Records contained in a dataset
##############################
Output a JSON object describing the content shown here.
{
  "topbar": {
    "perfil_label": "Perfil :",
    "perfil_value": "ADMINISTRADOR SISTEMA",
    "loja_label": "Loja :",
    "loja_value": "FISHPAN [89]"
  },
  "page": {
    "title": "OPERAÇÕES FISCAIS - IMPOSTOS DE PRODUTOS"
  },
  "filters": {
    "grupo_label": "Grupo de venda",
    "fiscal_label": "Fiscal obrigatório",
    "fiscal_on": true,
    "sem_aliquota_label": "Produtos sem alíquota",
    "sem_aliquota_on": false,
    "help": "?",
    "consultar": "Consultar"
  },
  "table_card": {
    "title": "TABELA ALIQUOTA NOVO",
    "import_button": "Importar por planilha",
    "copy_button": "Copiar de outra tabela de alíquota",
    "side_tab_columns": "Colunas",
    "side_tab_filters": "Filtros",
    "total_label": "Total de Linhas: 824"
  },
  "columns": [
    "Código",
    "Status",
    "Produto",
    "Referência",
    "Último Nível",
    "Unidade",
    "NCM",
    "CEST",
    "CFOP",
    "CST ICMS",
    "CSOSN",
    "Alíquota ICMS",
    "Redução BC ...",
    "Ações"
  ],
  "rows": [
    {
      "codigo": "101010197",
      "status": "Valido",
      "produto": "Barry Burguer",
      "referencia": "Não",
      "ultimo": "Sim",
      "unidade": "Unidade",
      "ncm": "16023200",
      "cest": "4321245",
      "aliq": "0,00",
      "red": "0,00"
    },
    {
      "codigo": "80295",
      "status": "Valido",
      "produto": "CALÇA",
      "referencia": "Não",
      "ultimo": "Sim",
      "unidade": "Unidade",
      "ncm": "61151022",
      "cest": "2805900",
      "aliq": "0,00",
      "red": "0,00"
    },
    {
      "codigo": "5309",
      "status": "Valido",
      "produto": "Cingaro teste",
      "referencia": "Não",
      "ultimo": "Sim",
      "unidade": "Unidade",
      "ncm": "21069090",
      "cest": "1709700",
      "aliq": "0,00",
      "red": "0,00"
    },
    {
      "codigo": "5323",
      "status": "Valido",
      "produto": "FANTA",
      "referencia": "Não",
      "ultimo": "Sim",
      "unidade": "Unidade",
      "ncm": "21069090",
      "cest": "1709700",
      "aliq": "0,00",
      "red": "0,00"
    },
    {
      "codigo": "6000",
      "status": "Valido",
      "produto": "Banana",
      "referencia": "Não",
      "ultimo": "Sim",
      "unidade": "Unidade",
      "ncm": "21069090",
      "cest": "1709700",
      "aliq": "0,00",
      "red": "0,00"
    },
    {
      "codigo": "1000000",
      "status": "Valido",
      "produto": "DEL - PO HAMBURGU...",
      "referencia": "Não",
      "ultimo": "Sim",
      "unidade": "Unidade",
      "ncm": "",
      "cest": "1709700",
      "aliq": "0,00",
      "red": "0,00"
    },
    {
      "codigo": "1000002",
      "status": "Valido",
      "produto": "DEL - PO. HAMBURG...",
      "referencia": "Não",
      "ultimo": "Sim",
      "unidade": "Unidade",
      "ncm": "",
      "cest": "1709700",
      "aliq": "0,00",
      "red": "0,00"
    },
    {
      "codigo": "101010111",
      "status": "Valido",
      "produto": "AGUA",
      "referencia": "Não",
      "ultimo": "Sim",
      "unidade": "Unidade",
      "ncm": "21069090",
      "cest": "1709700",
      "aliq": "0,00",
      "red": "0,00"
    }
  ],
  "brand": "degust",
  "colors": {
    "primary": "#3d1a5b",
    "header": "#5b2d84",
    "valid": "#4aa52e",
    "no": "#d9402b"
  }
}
##############################
### What you will do
Show every line where the string "title" appears.

### Task result
    "title": "OPERAÇÕES FISCAIS - IMPOSTOS DE PRODUTOS"
    "title": "TABELA ALIQUOTA NOVO",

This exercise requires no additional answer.